Reproduce every line of the records below word for word, leaving the pictures out of your answer.

Data records ::
-- START --
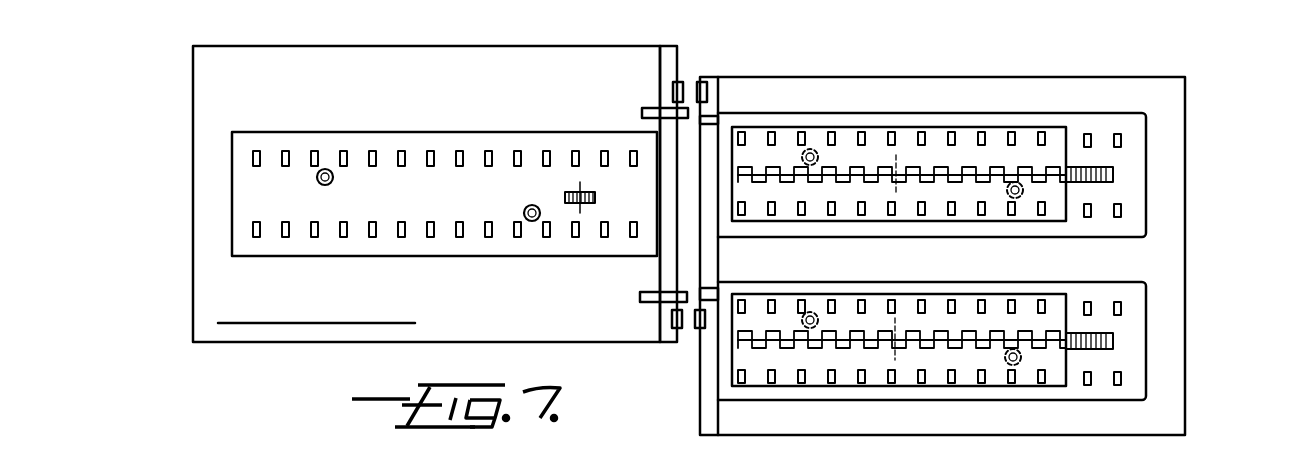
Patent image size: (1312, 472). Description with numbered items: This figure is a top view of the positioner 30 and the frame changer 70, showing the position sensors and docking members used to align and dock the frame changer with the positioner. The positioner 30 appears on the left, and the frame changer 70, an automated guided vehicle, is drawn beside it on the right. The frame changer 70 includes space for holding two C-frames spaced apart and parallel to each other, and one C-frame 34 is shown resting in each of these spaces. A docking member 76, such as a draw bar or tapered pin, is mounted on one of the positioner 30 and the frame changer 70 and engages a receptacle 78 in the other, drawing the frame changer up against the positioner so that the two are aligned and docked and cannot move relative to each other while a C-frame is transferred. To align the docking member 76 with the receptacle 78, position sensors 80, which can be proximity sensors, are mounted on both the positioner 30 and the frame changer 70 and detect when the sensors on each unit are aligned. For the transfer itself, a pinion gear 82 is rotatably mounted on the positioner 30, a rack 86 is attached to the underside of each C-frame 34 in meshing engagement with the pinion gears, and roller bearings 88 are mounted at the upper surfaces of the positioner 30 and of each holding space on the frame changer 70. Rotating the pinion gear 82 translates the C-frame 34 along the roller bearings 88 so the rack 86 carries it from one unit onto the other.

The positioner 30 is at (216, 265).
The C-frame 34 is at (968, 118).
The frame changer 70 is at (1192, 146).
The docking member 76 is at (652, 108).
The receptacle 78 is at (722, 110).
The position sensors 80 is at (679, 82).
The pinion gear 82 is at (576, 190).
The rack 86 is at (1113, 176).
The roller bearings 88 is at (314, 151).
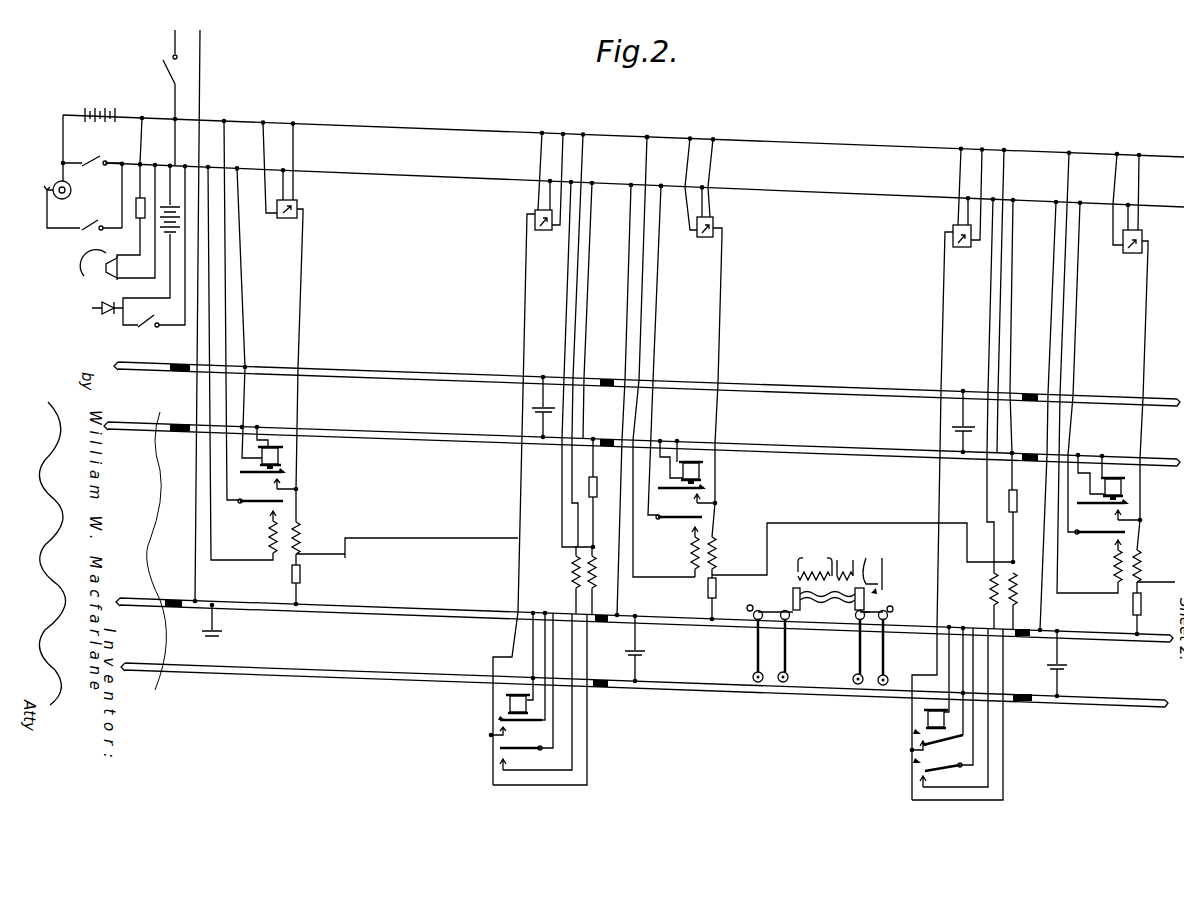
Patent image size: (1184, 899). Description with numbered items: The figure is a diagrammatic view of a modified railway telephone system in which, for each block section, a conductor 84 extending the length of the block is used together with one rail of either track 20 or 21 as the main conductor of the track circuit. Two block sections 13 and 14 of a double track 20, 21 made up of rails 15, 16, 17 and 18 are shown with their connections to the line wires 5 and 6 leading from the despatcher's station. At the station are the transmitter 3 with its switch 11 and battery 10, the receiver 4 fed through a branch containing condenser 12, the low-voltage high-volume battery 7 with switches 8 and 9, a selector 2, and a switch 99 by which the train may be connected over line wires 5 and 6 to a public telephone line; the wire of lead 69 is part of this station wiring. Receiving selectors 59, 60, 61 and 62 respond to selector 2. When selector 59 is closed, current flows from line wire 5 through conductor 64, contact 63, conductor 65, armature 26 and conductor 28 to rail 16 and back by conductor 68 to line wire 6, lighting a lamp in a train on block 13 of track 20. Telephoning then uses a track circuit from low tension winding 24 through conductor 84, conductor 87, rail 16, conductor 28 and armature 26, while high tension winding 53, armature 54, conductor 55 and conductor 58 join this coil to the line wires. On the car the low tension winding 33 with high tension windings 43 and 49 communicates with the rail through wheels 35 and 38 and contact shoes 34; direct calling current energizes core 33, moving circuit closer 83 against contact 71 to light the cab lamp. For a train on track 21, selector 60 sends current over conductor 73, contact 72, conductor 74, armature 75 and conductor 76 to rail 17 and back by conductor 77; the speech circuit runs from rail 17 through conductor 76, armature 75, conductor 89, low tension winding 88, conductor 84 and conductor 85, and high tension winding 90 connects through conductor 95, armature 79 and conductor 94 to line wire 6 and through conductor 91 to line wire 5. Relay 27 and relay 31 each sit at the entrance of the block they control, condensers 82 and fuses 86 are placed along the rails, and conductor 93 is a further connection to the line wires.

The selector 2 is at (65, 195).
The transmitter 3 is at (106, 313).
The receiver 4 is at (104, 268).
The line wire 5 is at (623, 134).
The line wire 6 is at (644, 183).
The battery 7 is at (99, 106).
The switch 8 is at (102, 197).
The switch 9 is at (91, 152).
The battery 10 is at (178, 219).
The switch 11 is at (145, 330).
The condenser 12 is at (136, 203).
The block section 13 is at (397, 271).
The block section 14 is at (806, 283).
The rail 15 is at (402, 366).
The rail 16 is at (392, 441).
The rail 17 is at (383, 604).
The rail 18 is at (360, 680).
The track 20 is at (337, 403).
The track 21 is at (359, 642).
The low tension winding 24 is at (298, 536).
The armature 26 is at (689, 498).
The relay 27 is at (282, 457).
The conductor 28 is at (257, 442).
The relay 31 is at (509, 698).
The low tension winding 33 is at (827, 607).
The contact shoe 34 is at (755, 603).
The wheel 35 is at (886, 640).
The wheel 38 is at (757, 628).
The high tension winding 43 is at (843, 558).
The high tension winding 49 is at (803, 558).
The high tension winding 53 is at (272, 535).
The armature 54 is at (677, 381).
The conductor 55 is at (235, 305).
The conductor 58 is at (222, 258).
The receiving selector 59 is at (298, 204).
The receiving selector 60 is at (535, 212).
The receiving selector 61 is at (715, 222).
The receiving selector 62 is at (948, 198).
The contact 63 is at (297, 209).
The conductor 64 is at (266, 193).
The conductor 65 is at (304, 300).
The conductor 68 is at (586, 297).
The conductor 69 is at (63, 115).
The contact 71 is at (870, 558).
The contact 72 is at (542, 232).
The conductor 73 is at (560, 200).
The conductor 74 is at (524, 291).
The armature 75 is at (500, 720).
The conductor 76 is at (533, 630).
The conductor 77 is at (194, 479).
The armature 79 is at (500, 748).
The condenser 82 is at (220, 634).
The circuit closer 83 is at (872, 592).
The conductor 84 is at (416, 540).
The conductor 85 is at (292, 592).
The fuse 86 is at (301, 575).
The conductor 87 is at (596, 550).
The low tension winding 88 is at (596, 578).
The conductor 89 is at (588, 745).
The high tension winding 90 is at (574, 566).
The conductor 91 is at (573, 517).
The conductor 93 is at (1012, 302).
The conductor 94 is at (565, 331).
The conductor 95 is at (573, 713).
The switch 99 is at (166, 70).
-- END --
ANSWER TO THE TASK ::
Patent image size: (1312, 472). Description with numbered items: This figure is a top view of the positioner 30 and the frame changer 70, showing the position sensors and docking members used to align and dock the frame changer with the positioner. The positioner 30 appears on the left, and the frame changer 70, an automated guided vehicle, is drawn beside it on the right. The frame changer 70 includes space for holding two C-frames spaced apart and parallel to each other, and one C-frame 34 is shown resting in each of these spaces. A docking member 76, such as a draw bar or tapered pin, is mounted on one of the positioner 30 and the frame changer 70 and engages a receptacle 78 in the other, drawing the frame changer up against the positioner so that the two are aligned and docked and cannot move relative to each other while a C-frame is transferred. To align the docking member 76 with the receptacle 78, position sensors 80, which can be proximity sensors, are mounted on both the positioner 30 and the frame changer 70 and detect when the sensors on each unit are aligned. For the transfer itself, a pinion gear 82 is rotatably mounted on the positioner 30, a rack 86 is attached to the underside of each C-frame 34 in meshing engagement with the pinion gears, and roller bearings 88 are mounted at the upper surfaces of the positioner 30 and of each holding space on the frame changer 70. Rotating the pinion gear 82 translates the C-frame 34 along the roller bearings 88 so the rack 86 carries it from one unit onto the other.

The positioner 30 is at (216, 265).
The C-frame 34 is at (968, 118).
The frame changer 70 is at (1192, 146).
The docking member 76 is at (652, 108).
The receptacle 78 is at (722, 110).
The position sensors 80 is at (679, 82).
The pinion gear 82 is at (576, 190).
The rack 86 is at (1113, 176).
The roller bearings 88 is at (314, 151).
Patent image size: (1184, 899). Description with numbered items: The figure is a diagrammatic view of a modified railway telephone system in which, for each block section, a conductor 84 extending the length of the block is used together with one rail of either track 20 or 21 as the main conductor of the track circuit. Two block sections 13 and 14 of a double track 20, 21 made up of rails 15, 16, 17 and 18 are shown with their connections to the line wires 5 and 6 leading from the despatcher's station. At the station are the transmitter 3 with its switch 11 and battery 10, the receiver 4 fed through a branch containing condenser 12, the low-voltage high-volume battery 7 with switches 8 and 9, a selector 2, and a switch 99 by which the train may be connected over line wires 5 and 6 to a public telephone line; the wire of lead 69 is part of this station wiring. Receiving selectors 59, 60, 61 and 62 respond to selector 2. When selector 59 is closed, current flows from line wire 5 through conductor 64, contact 63, conductor 65, armature 26 and conductor 28 to rail 16 and back by conductor 68 to line wire 6, lighting a lamp in a train on block 13 of track 20. Telephoning then uses a track circuit from low tension winding 24 through conductor 84, conductor 87, rail 16, conductor 28 and armature 26, while high tension winding 53, armature 54, conductor 55 and conductor 58 join this coil to the line wires. On the car the low tension winding 33 with high tension windings 43 and 49 communicates with the rail through wheels 35 and 38 and contact shoes 34; direct calling current energizes core 33, moving circuit closer 83 against contact 71 to light the cab lamp. For a train on track 21, selector 60 sends current over conductor 73, contact 72, conductor 74, armature 75 and conductor 76 to rail 17 and back by conductor 77; the speech circuit runs from rail 17 through conductor 76, armature 75, conductor 89, low tension winding 88, conductor 84 and conductor 85, and high tension winding 90 connects through conductor 95, armature 79 and conductor 94 to line wire 6 and through conductor 91 to line wire 5. Relay 27 and relay 31 each sit at the entrance of the block they control, condensers 82 and fuses 86 are placed along the rails, and conductor 93 is a further connection to the line wires.

The selector 2 is at (65, 195).
The transmitter 3 is at (106, 313).
The receiver 4 is at (104, 268).
The line wire 5 is at (623, 134).
The line wire 6 is at (644, 183).
The battery 7 is at (99, 106).
The switch 8 is at (102, 197).
The switch 9 is at (91, 152).
The battery 10 is at (178, 219).
The switch 11 is at (145, 330).
The condenser 12 is at (136, 203).
The block section 13 is at (397, 271).
The block section 14 is at (806, 283).
The rail 15 is at (402, 366).
The rail 16 is at (392, 441).
The rail 17 is at (383, 604).
The rail 18 is at (360, 680).
The track 20 is at (337, 403).
The track 21 is at (359, 642).
The low tension winding 24 is at (298, 536).
The armature 26 is at (689, 498).
The relay 27 is at (282, 457).
The conductor 28 is at (257, 442).
The relay 31 is at (509, 698).
The low tension winding 33 is at (827, 607).
The contact shoe 34 is at (755, 603).
The wheel 35 is at (886, 640).
The wheel 38 is at (757, 628).
The high tension winding 43 is at (843, 558).
The high tension winding 49 is at (803, 558).
The high tension winding 53 is at (272, 535).
The armature 54 is at (677, 381).
The conductor 55 is at (235, 305).
The conductor 58 is at (222, 258).
The receiving selector 59 is at (298, 204).
The receiving selector 60 is at (535, 212).
The receiving selector 61 is at (715, 222).
The receiving selector 62 is at (948, 198).
The contact 63 is at (297, 209).
The conductor 64 is at (266, 193).
The conductor 65 is at (304, 300).
The conductor 68 is at (586, 297).
The conductor 69 is at (63, 115).
The contact 71 is at (870, 558).
The contact 72 is at (542, 232).
The conductor 73 is at (560, 200).
The conductor 74 is at (524, 291).
The armature 75 is at (500, 720).
The conductor 76 is at (533, 630).
The conductor 77 is at (194, 479).
The armature 79 is at (500, 748).
The condenser 82 is at (220, 634).
The circuit closer 83 is at (872, 592).
The conductor 84 is at (416, 540).
The conductor 85 is at (292, 592).
The fuse 86 is at (301, 575).
The conductor 87 is at (596, 550).
The low tension winding 88 is at (596, 578).
The conductor 89 is at (588, 745).
The high tension winding 90 is at (574, 566).
The conductor 91 is at (573, 517).
The conductor 93 is at (1012, 302).
The conductor 94 is at (565, 331).
The conductor 95 is at (573, 713).
The switch 99 is at (166, 70).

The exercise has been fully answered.